Stated goal. Give the number of lines in the data that hold the string "Figures". Nothing else is needed.
---------- Extracted information
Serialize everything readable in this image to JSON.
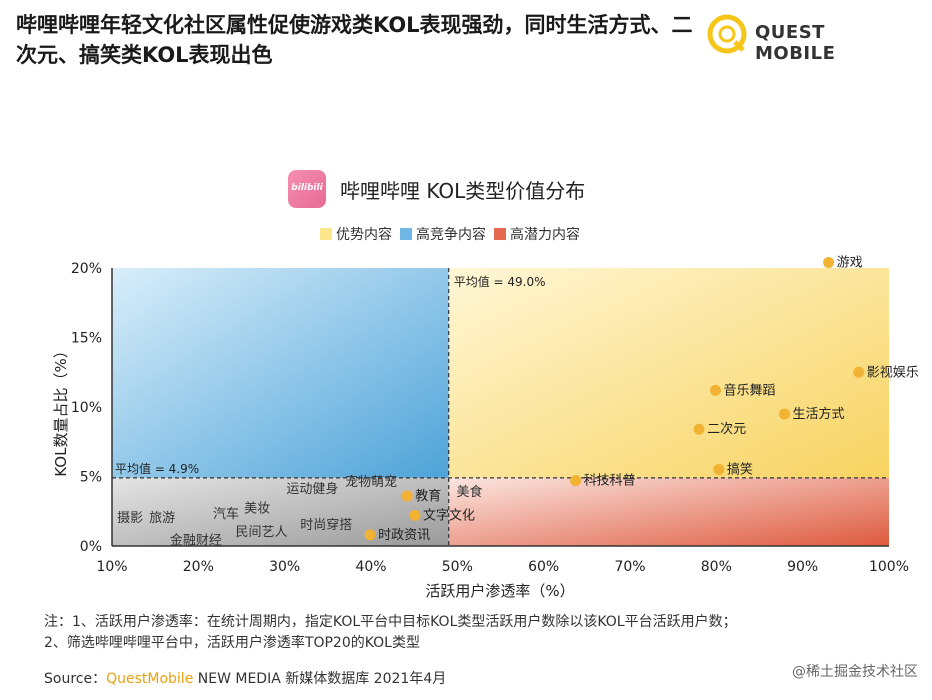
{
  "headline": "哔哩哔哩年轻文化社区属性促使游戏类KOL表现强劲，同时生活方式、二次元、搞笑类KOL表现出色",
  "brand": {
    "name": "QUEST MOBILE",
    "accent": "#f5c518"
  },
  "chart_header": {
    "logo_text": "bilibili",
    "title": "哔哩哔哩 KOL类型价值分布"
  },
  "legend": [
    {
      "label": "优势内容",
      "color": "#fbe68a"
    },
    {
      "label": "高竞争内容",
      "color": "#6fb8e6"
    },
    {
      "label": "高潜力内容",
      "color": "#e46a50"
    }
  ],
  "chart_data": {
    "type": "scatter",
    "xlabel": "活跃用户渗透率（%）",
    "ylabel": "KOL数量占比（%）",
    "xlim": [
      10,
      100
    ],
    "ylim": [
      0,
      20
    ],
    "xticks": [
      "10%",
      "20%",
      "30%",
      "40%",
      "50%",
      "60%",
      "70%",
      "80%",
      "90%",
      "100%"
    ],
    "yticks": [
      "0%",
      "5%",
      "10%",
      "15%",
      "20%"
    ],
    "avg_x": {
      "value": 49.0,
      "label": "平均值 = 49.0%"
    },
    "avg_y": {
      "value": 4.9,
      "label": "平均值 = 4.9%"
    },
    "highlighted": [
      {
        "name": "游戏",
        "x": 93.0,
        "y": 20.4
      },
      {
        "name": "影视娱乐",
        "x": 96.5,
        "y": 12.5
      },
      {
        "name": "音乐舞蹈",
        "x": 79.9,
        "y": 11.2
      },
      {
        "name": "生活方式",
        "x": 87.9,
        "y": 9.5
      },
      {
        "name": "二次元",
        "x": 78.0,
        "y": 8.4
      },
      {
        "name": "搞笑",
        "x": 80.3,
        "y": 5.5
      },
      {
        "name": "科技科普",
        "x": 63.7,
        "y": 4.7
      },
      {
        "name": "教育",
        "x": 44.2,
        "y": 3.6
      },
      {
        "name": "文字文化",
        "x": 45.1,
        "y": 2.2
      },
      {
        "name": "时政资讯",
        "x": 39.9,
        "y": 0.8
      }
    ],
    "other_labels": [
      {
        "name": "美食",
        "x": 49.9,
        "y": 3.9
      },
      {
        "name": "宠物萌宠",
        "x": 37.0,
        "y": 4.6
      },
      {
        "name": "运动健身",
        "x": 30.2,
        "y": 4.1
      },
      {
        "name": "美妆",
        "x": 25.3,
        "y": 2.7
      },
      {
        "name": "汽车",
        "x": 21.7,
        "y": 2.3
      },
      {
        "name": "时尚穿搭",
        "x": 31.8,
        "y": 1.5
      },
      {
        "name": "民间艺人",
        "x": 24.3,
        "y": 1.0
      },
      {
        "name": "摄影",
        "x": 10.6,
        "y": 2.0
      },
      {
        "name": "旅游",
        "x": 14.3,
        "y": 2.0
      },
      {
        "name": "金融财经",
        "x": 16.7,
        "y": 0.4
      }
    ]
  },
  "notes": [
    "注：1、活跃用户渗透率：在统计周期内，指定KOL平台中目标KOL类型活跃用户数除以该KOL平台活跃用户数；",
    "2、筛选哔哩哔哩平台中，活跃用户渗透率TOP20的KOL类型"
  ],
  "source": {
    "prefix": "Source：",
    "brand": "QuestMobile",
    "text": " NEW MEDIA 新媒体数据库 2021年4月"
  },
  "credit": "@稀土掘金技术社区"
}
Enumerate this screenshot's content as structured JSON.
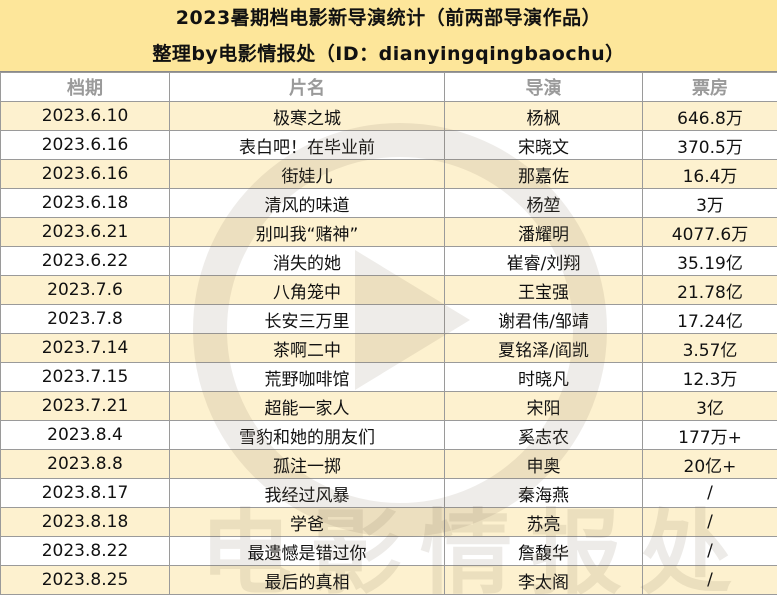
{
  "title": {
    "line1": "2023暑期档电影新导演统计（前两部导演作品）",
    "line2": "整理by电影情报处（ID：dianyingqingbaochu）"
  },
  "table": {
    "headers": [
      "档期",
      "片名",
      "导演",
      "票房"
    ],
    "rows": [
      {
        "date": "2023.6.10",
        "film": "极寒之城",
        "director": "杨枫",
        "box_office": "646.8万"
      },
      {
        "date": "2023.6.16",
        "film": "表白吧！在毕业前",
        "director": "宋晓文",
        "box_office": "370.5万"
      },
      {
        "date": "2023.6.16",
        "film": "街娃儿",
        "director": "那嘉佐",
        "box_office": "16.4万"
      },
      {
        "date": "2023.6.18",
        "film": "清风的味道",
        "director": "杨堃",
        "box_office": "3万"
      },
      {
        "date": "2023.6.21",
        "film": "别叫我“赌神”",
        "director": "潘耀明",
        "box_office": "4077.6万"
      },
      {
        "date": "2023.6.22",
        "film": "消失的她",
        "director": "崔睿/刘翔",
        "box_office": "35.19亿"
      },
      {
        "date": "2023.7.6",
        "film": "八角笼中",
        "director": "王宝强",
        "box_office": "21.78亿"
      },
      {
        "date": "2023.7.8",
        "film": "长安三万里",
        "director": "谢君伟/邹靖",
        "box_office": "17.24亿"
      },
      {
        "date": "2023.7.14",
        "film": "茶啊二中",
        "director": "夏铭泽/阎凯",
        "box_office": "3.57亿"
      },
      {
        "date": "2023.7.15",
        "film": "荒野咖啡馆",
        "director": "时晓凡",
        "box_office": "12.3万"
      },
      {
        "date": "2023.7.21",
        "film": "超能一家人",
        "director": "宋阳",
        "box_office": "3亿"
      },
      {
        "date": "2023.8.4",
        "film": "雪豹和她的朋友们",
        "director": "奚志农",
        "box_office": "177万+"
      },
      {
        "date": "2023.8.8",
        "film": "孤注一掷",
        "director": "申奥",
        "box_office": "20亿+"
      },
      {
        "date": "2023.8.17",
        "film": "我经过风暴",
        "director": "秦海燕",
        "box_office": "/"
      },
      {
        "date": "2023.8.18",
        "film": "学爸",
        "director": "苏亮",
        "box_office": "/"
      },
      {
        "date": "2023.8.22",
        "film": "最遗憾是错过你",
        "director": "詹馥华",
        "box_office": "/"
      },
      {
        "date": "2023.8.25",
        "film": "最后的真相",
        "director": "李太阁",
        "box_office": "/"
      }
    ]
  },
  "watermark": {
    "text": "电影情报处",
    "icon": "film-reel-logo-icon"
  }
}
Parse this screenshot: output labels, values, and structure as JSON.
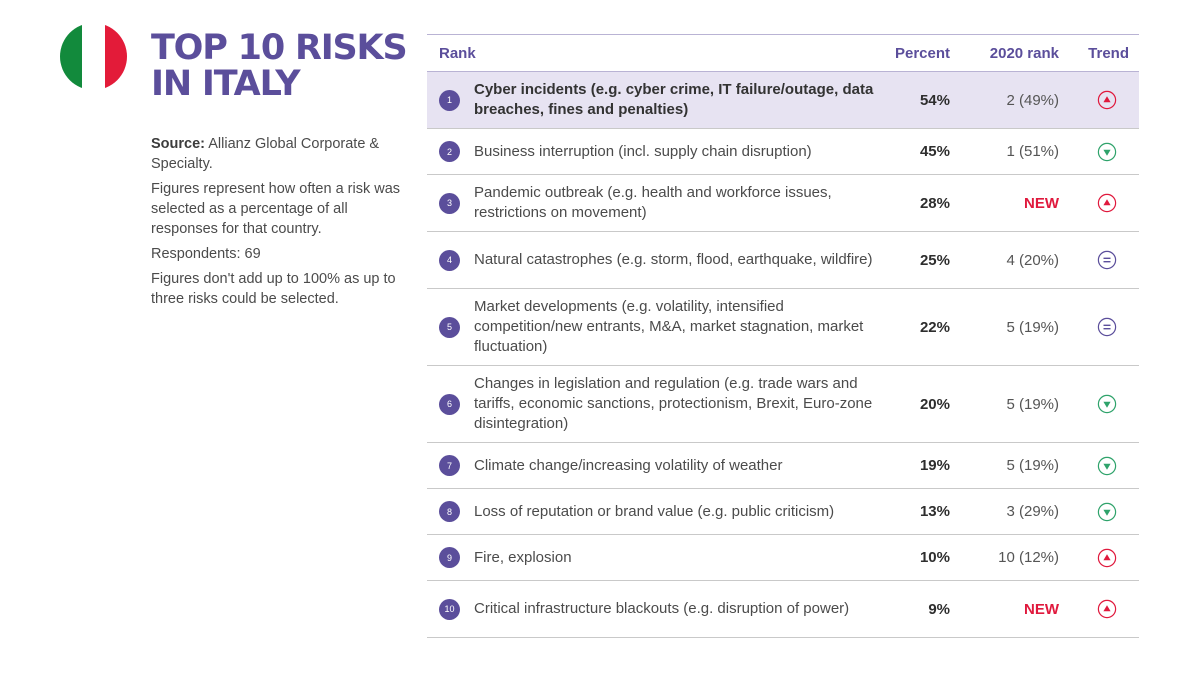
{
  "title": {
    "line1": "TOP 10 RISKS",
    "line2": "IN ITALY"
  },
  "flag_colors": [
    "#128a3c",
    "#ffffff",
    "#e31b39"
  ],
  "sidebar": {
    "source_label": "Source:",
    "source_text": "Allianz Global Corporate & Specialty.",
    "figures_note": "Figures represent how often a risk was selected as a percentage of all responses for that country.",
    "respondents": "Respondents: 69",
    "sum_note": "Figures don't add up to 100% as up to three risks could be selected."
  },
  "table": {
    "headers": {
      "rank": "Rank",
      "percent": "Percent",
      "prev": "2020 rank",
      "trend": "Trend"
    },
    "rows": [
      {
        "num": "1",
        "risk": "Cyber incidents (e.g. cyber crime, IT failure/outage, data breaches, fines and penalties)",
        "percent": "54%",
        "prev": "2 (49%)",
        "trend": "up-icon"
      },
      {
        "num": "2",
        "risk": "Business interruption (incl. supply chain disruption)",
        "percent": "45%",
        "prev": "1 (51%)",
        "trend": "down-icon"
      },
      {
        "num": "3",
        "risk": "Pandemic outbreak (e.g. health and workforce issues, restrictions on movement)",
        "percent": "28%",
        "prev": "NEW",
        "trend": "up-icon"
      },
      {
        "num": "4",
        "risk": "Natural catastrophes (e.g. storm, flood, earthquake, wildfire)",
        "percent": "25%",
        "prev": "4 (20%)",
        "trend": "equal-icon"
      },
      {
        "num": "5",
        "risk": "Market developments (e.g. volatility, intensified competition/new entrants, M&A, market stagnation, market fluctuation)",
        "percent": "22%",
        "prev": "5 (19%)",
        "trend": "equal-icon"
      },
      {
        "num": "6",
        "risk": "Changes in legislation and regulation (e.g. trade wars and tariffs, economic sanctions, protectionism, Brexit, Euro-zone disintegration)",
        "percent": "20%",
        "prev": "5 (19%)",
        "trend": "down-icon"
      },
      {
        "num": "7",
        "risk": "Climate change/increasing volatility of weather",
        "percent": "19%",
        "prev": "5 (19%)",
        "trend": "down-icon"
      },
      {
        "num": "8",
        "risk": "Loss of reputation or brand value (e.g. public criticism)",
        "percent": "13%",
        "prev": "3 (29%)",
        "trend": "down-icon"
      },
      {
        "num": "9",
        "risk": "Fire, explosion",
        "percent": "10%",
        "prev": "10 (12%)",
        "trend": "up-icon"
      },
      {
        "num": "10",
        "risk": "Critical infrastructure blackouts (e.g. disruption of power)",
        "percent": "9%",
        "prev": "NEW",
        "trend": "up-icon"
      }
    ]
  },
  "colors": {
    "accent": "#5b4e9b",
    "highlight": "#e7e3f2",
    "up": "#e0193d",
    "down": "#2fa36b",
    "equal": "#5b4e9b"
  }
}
--------------------
Answer below. 2